* SELECTED TEXT *
Texas Injustice in Black and White

I have a deep and troubling concern in the law’s racist involvement with death: executions. I also have a deep and troubling concern in what too often passes for legal justice for black folks and poor folks. Texas led the nation in executions when George W. Bush was Governor, and that state then and now, is in the business of killing primarily young African-American and Mexicans males. Take a look at so-called justice, Texas style.

On the morning of July 23, 1999 in the hot and dusty little town of Tulia, Texas, in the Panhandle area some 50 miles south of Amarrillo, law enforcement people arrested 10% of all the blacks in that small town. Can you believe that? Officials tipped off the TV and radio people so they could parade these bewildered, unkempt, frightened blacks before the TV cameras for the evening news. The sheriff, a not-so-bright redneck, by the name of Larry Stewart, announced with great fanfare that all the people arrested were drug traffickers.

This elected nut with a badge was actually saying on TV that 10% of the black people in his town were trafficking in drugs. The people arrested included a hard-working pig farmer, a forklift operator and many ordinary young men, women and even some children. If these poor and frightened black folks were drug traffickers they were the strangest and poorest in this country. They had no money to speak of, no drugs and no weapons.

White folks in Tulia applauded the arrests, and the newspaper gave strong editorial approval for law enforcement “getting tough on crime.” Blacks in Tulia were frightened out of their wits. Convictions and stiff prison sentences followed the arrests. One of the few whites arrested is a man who fathered a so-called race-mixed child and he was sentenced to more than 300 years in prison.

The black hog farmer, in his 50s, Joe Moore was sentenced to 90 years. Kareem White, a 24-year-old black man was sentenced to 60 years. You get the picture. Nervous black folks still waiting to go on trial saw these extreme and outrages sentences being handed out by the white judge and they began scrambling to plead guilty in exchange for lighter sentences. Guilt or innocence had nothing to do with anything, and even after they pleaded guilty their sentences still ranged from 18 years down to probation.

These arrests and long prison sentences all came from the so-called undercover work of one white police officer who openly called black people “niggers.” Believe it or not, this fool claims he conducted an 18-month undercover drug operation all by himself. Can you believe that? Every arrest was made on his word alone. The man is Tom Coleman, and he has been in trouble with the law.

* GIVEN INFORMATION *
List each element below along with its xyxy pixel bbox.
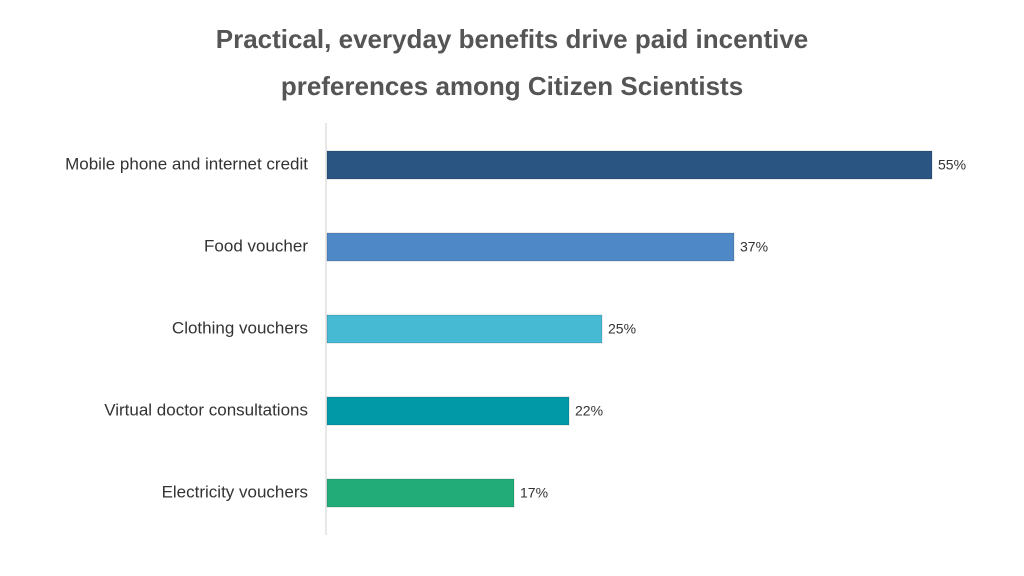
bar bbox=[326, 232, 735, 262]
category-label: Clothing vouchers bbox=[172, 318, 308, 337]
category-label: Electricity vouchers bbox=[162, 482, 308, 501]
bar bbox=[326, 150, 933, 180]
value-label: 55% bbox=[938, 157, 966, 173]
chart-title: Practical, everyday benefits drive paid … bbox=[215, 24, 809, 101]
category-label: Food voucher bbox=[204, 236, 308, 255]
category-label: Mobile phone and internet credit bbox=[65, 154, 308, 173]
category-label: Virtual doctor consultations bbox=[104, 400, 308, 419]
value-label: 22% bbox=[575, 403, 603, 419]
bar bbox=[326, 478, 515, 508]
bar bbox=[326, 314, 603, 344]
value-label: 37% bbox=[740, 239, 768, 255]
bar bbox=[326, 396, 570, 426]
value-label: 25% bbox=[608, 321, 636, 337]
value-label: 17% bbox=[520, 485, 548, 501]
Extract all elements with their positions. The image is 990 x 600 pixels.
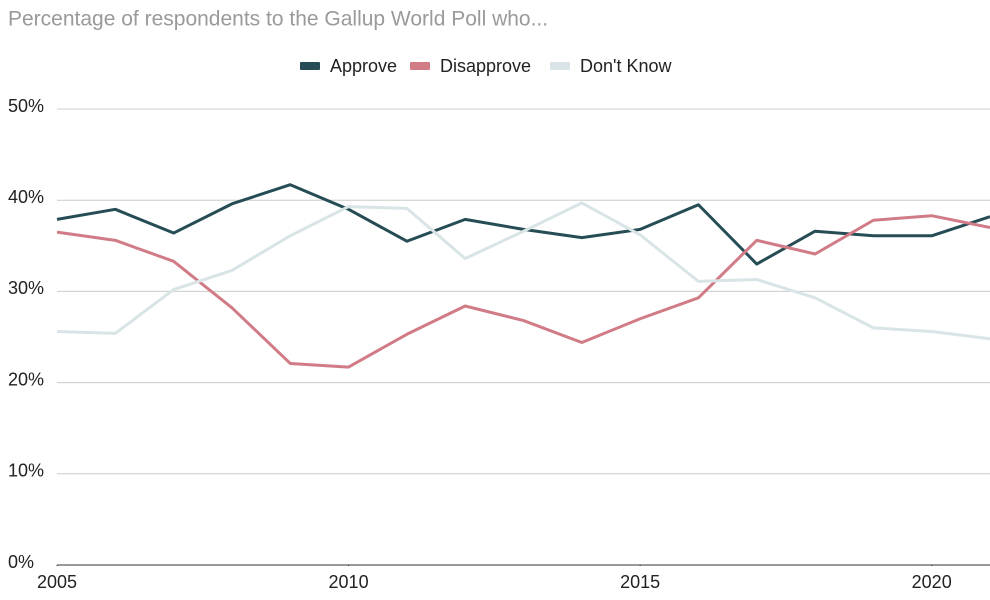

* PROMPT 1 *
According to the piece on the Tulia drug arrests, what sentence did the hog farmer Joe Moore receive?
* PROMPT 2 *
Continue the piece on the Tulia drug arrests, starting after its final sentence.
The items have no connection to the piece on the Tulia drug arrests.

* OUTPUT 1 *
He was sentenced to 90 years.

* OUTPUT 2 *
No police officer corroborated Coleman’s so-called undercover activities. Coleman did not wear a recording wire, conduct video surveillance and he didn’t even keep records of his alleged drug “buys.” Believe it or not, Coleman testified that he sometimes wrote important arrest information such as the name of suspects in ink on his leg. This type of sworn testimony from one white man was sufficient to send mostly black people to prison for decades.

In one case, Coleman testified that he had purchased drugs from a black woman named Tonya White and on his testimony alone she was charged with several serious felonies. A few weeks later, all the charges were dropped when her lawyer proved she was cashing a check 100 miles away in Oklahoma City at the time Coleman claimed she was selling drugs to him. Another person proved through time sheets at his job and the testimony of his white boss that he was on the job at the time Coleman testified he was buying drugs from him. The District Attorney, another racist nut, was forced to dismiss all the charge against another man, Yul Bryant, after Coleman described the man as “a tall black man with bushy hair.” Bryant is short and bald as an eagle.

The NAACP mounted an effort to help all these poor people, being rounded up and sent away for years and years on the uncorroborated word of Coleman. I called two white Texas trial lawyers who agreed to work several of these cases for free. In the end, virtually all these long prison sentences were revoked. Coleman was eventually fired and I understand later indicted for a crime or crimes unrelated to the arrests in Tulia.

What happened in Tulia is extreme only in the outrageous and extreme conduct of Coleman but law enforcement people, probation people, juvenile workers are all participants in an imperfect and often racist system that wields awesome and extreme power over poor white people and people of color. I don’t have to explain that one who lives in public housing, has more empathy for Laticia Green than for Martha Stewart, and that the reverse is true. It is also a fact, that if you are a white congressperson you probably voted for a lesser jail sentence for people convicted of possession powered cocaine and a higher sentence for people convicted of “crack” cocaine because mostly whites sniff powered cocaine and mostly blacks smoke “crack.”

If a politician tells me he is getting tough on crime, I ask which crimes and which criminals. The real difference between a $20,000 bond and a $2 million bond for a poor person is far more about politics, publicity and a denial of a fundamental constitutional right than anything else. I get sick of reading about some small black retailer of crack or marijuana busted on a local street corner who is probably a bigger menace to himself than anyone else and his bond being set at $750,000.

I am also sick of watching the TV image of this swaggering, uninformed, young, black man pleading guilty next to his inconsequential court-appointed lawyer trying his best to look serious. The young man is sent off to an overcrowded, dehumanizing prison system where he can really learn how to move up in the deadly world of drugs, death and crime.

That, my friends, is what I have been speaking and writing about in utter disgust for years. It is a terrible situation and needs quick correction before it destroys us all.

J.L. Chestnut, Jr. is a civil rights attorney in Selma, Alabama. He is the founder of Chestnut, Sanders and Sanders which is the largest black law firm in Alabama. Born in Selma and, after graduating from Howard University Law School, he began practicing law in Selma in 1958. He started as the only black lawyer in the town and has been challenging the establishment since then. His law firm now owns two radio stations in Selma and Mr. Chestnut hosts a radio talk show three days a week touted as the most popular radio show in south and central Alabama. He is the author of “Black in Selma” with Julia Cass (1989 Farrar, Straus and Giroux), and writes a weekly column called the “Hard Cold Truth”. He can be reached at tmarshall@csspca.com.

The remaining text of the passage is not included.